== SUPPLIED DATA ==

◇ ◇ ◇ ◇ ◇ ◇ ◇

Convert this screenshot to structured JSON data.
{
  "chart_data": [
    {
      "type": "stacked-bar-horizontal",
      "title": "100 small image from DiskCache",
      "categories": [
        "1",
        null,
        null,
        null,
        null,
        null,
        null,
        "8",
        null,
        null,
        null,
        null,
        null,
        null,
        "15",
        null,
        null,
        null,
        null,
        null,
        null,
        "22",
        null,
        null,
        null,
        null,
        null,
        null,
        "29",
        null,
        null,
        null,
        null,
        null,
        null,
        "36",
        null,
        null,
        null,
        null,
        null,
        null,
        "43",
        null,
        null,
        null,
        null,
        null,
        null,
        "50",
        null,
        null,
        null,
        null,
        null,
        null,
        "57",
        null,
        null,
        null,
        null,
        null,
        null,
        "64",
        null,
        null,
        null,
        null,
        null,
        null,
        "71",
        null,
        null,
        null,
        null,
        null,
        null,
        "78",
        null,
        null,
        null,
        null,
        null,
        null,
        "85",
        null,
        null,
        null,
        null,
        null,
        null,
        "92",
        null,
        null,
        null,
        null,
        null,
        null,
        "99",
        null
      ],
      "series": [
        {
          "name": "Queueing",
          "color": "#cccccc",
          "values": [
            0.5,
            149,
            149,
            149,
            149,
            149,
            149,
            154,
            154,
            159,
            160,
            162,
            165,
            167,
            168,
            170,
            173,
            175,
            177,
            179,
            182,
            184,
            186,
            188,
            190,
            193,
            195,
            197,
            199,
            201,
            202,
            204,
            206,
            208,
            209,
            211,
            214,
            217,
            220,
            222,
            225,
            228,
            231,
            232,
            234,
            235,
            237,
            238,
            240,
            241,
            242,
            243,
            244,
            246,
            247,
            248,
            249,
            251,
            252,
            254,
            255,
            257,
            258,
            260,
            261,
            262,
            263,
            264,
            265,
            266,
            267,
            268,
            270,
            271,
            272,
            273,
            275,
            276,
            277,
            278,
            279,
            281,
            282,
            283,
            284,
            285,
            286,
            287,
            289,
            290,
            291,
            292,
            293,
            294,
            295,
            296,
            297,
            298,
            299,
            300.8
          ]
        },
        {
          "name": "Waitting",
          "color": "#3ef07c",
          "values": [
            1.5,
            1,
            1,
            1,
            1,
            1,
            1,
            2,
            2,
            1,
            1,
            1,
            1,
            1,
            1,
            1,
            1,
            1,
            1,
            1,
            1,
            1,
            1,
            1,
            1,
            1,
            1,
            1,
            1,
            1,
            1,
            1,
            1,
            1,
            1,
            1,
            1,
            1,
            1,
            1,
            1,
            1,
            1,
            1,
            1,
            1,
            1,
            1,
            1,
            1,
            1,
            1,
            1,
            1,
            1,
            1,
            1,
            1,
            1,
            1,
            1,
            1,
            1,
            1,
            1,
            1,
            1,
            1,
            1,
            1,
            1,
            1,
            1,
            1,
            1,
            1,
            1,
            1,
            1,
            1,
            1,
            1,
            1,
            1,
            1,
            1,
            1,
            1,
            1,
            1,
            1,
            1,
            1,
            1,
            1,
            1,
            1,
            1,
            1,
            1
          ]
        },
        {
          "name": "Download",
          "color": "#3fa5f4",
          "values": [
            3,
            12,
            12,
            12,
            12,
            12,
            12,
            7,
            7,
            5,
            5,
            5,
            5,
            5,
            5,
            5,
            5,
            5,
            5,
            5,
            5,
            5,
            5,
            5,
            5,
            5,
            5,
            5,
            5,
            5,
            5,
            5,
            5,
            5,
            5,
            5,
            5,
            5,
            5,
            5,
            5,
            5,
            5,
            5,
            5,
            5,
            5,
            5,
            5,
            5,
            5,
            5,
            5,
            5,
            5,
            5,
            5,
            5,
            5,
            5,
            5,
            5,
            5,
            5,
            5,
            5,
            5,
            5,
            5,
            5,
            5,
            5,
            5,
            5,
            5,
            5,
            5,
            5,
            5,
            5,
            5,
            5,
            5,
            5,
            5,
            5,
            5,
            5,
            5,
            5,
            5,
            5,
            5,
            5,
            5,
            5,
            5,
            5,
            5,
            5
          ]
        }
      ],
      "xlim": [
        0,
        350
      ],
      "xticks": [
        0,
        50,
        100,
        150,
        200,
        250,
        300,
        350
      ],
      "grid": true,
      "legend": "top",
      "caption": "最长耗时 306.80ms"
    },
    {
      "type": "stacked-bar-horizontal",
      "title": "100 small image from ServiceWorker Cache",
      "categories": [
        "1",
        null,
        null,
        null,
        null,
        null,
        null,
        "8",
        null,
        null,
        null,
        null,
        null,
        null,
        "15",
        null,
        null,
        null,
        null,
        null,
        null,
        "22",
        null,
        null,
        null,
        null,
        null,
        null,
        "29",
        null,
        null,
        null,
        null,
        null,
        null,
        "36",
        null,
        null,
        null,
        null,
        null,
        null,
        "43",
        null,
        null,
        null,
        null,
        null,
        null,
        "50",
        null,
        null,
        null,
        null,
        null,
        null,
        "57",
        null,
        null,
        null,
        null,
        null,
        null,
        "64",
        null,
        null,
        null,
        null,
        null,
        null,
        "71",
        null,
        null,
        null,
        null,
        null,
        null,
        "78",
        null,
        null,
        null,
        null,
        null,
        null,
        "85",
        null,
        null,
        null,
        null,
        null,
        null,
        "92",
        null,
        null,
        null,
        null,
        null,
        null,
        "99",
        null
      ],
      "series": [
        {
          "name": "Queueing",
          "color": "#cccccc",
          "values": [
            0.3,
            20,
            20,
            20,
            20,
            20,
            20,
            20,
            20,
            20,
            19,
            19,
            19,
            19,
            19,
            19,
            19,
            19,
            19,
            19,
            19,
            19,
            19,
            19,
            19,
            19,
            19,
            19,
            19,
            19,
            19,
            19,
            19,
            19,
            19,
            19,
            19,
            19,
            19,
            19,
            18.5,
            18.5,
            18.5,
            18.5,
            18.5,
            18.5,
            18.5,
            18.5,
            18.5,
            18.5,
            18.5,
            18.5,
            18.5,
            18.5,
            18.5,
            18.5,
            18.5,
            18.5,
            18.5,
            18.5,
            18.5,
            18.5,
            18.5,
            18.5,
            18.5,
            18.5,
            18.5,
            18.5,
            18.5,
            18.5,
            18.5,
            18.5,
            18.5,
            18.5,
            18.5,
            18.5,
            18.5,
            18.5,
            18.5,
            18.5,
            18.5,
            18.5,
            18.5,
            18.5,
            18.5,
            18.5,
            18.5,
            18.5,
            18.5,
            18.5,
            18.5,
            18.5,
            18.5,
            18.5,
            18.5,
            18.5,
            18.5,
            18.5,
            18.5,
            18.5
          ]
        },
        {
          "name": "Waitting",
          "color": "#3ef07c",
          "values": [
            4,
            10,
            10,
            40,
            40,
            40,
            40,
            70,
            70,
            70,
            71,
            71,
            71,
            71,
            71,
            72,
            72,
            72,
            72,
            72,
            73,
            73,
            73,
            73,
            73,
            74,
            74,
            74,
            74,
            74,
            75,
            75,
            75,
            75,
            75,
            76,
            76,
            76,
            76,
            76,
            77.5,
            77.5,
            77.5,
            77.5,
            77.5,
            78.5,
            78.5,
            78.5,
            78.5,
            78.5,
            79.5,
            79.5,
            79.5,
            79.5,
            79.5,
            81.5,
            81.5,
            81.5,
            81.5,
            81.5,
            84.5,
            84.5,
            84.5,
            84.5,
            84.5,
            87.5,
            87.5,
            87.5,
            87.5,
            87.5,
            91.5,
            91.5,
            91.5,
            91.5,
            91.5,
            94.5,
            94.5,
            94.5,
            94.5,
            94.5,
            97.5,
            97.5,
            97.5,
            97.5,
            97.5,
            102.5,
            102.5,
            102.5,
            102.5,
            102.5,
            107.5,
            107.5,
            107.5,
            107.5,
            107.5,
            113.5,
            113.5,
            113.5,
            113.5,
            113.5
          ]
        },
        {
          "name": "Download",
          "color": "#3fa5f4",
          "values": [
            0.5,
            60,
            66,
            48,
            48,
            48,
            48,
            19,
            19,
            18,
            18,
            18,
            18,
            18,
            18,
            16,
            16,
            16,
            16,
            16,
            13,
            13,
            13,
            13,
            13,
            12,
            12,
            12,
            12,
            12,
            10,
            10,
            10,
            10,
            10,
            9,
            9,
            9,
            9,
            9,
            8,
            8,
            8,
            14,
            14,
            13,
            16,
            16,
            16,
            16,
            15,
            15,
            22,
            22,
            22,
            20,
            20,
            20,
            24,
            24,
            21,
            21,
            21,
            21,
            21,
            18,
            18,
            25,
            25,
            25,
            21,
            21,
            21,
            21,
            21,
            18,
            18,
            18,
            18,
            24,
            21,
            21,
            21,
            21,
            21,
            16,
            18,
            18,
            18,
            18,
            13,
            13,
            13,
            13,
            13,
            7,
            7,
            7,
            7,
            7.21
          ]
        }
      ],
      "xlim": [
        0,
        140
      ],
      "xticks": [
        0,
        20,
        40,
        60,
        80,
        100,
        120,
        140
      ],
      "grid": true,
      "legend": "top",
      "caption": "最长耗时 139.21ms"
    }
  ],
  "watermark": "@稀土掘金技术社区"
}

◇ ◇ ◇ ◇ ◇ ◇ ◇

== WRITTEN TASK ==
Find "from". Copy every line it occurs in.

== EXERCISE RESPONSE ==
      "title": "100 small image from DiskCache",
      "title": "100 small image from ServiceWorker Cache",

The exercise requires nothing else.